MIAMI, FLA.- The Jewish Museum of Florida-FIU presents the southeastern U.S. premiere of Ruth Gruber: Photojournalist. Headlining Art Basel season in Miami Beach, the new exhibition celebrates the remarkable life, vision, and heroic tenacity of this twentieth-century pioneer and trailblazer. Once the world’s youngest PhD, Ruth Gruber passed away recently at the age of 105. The show features more than 60 photographs including gelatin silver prints plus an archival trove of personal letters, telegrams, printed magazines, and assorted ephemera documenting the artist’s career. The photographs in this exhibition span more than fifty years, from Gruber’s groundbreaking reportage of the Soviet Arctic in the 1930s and iconic images of Jewish refugees from the ship Exodus 1947, to her later photographs of Ethiopian Jews in the midst of civil war in the 1980s. A selection of Gruber’s vintage prints, never before exhibited, will be presented alongside contemporary prints made from her original negatives. This exhibition is on loan from the International Center for Photography (ICP) in New York, is drawn from Gruber’s private archive, and was organized by ICP Curator Maya Benton. The Miami presentation is organized by Jackie Goldstein, Curator of the Jewish Museum of Florida-FIU. The opening reception is free to Members of the museum (non-members pay $18), on Monday, October 16 at 7:00 p.m. and will include a screening of the film Ahead of Time, about Ruth Gruber’s life. The museum is located at 301 Washington Avenue, in the heart of Miami Beach’s historic Art Deco District.

Gruber was the author of twenty books and is the recipient of ICP’s 2011 Infinity Awards Cornell Capa Award. Her reportage and photojournalism acted as both advocate and witness for her subjects throughout her extensive career. Ruth Gruber: Photojournalist will celebrate one of the twentieth century’s great humanitarians and photojournalists. “These messages of hope and of living with a heroic purpose to make a difference ring true in today’s world, and align powerfully with the mission of the Jewish Museum of Florida-FIU,” said the Museum Director, Susan Gladstone. “We are thrilled to bring this epic story of Ruth Gruber’s life and photos to Miami Beach during Art Basel season.”

All images are ©Estate of Ruth Gruber, courtesy International Center of Photography. Captions to the three photos above, from left-to-right, are: 1.) Ruth Gruber, Alaska Territory, Unidentified Photographer, 1941. 2.) Eklutna woman reading LIFE magazine, Hooper Bay, Alaska Territory, 1941. 3.) Proud father putting his baby to sleep in a bassinet he constructed from gathered rags and pieces of wood, Cyprus Internment Camp, 1947.

Milestones of Ruth Gruber’s Monumental Life in Photos

The Soviet Arctic (1934-35)

As the first correspondent granted permission to travel throughout the Soviet Arctic and Siberian gulag (1934–35), Gruber documented frontier life in the Arctic and the unique role of women in the establishment of northern towns and ports. Vintage photographs represent her earliest use of the camera as a component of her reportage, and trace the exploration and settlement of the world’s northernmost frontier and the development of the Soviet Arctic.

The Alaskan Frontier (1941)

DIRECTIONS: According to the article on the Ruth Gruber exhibition, who organized the Miami presentation? This material has no connection to the exhibition article.

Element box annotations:
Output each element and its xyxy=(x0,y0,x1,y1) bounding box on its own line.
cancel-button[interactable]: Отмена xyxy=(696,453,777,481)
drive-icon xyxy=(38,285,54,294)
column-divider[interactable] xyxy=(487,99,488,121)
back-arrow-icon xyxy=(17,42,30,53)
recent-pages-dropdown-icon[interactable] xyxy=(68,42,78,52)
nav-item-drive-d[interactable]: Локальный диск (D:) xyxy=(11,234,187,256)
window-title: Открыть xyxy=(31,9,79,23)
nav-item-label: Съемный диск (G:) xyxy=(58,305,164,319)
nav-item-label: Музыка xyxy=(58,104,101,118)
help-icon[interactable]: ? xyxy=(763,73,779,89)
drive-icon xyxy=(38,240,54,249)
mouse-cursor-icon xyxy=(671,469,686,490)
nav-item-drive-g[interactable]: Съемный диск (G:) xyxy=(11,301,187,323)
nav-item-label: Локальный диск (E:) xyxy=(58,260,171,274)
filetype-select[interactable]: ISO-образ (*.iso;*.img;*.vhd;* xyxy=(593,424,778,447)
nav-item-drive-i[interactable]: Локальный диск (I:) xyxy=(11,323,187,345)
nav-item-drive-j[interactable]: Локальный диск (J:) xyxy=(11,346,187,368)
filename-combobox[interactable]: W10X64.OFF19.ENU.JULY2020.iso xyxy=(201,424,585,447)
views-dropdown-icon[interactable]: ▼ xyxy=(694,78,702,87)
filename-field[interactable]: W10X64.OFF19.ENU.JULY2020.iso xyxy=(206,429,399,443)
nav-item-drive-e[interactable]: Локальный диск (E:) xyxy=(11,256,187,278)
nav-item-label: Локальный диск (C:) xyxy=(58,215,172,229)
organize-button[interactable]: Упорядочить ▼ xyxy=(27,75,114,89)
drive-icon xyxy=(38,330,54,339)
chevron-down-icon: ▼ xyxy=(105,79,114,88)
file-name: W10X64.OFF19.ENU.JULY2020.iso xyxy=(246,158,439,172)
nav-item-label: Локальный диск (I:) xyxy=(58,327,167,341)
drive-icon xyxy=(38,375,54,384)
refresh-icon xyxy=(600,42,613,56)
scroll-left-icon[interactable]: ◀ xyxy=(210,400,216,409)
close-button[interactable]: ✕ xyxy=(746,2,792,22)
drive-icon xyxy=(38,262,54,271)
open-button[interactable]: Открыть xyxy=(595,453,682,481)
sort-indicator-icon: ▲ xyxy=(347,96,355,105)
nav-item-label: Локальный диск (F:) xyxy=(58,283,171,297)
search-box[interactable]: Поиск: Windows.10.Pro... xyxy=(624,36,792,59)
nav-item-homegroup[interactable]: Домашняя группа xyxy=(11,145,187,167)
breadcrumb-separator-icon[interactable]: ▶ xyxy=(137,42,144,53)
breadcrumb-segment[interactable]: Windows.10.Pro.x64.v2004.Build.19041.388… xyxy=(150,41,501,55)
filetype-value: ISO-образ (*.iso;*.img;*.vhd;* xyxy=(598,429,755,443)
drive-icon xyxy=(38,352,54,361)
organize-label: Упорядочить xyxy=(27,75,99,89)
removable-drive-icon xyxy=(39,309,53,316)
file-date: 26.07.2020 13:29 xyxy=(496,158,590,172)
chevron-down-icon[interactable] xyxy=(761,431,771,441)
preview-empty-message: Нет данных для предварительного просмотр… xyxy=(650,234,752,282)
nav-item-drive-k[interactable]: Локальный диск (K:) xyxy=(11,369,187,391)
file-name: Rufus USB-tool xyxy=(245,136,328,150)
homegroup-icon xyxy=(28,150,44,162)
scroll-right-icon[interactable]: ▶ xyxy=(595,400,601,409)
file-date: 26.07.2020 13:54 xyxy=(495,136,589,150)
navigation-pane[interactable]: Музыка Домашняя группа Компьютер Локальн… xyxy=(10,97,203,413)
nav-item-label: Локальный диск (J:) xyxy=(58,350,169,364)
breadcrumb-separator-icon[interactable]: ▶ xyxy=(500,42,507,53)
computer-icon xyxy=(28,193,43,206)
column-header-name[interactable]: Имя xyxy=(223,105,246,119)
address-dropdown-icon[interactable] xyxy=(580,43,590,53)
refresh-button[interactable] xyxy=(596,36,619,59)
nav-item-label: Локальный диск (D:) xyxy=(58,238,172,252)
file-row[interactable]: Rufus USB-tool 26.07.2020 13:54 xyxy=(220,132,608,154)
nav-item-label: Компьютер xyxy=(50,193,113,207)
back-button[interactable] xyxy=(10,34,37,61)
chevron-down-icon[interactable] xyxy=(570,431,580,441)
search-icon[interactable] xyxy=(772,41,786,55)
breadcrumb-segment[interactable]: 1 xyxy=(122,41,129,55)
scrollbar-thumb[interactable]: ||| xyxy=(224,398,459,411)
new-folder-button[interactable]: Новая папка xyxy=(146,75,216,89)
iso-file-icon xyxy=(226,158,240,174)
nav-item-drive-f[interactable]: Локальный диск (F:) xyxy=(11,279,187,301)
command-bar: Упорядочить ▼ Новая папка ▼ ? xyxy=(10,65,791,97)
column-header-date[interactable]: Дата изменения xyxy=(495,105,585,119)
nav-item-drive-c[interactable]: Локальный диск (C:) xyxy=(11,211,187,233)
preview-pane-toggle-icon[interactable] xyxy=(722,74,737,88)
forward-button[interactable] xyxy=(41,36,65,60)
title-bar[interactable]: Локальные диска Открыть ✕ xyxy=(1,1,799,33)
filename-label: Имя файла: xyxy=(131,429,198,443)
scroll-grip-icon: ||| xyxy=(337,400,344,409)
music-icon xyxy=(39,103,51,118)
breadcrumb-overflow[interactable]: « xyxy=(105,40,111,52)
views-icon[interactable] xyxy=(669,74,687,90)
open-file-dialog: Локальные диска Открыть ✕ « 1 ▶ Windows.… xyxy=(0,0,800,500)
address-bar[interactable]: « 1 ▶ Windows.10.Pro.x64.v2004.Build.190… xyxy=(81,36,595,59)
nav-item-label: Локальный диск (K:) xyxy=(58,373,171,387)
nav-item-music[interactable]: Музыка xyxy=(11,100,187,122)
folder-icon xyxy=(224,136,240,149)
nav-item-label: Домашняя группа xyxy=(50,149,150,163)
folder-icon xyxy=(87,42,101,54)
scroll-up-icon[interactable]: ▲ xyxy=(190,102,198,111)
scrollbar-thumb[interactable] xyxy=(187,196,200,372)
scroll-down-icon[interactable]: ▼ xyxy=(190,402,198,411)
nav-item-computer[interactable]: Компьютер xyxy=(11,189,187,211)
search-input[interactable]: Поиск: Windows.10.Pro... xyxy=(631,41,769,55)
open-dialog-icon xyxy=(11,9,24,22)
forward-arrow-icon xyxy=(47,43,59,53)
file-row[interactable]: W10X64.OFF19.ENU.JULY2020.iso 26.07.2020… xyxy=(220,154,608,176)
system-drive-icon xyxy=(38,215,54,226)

TASK RESPONSE: Jackie Goldstein, Curator of the Jewish Museum of Florida-FIU.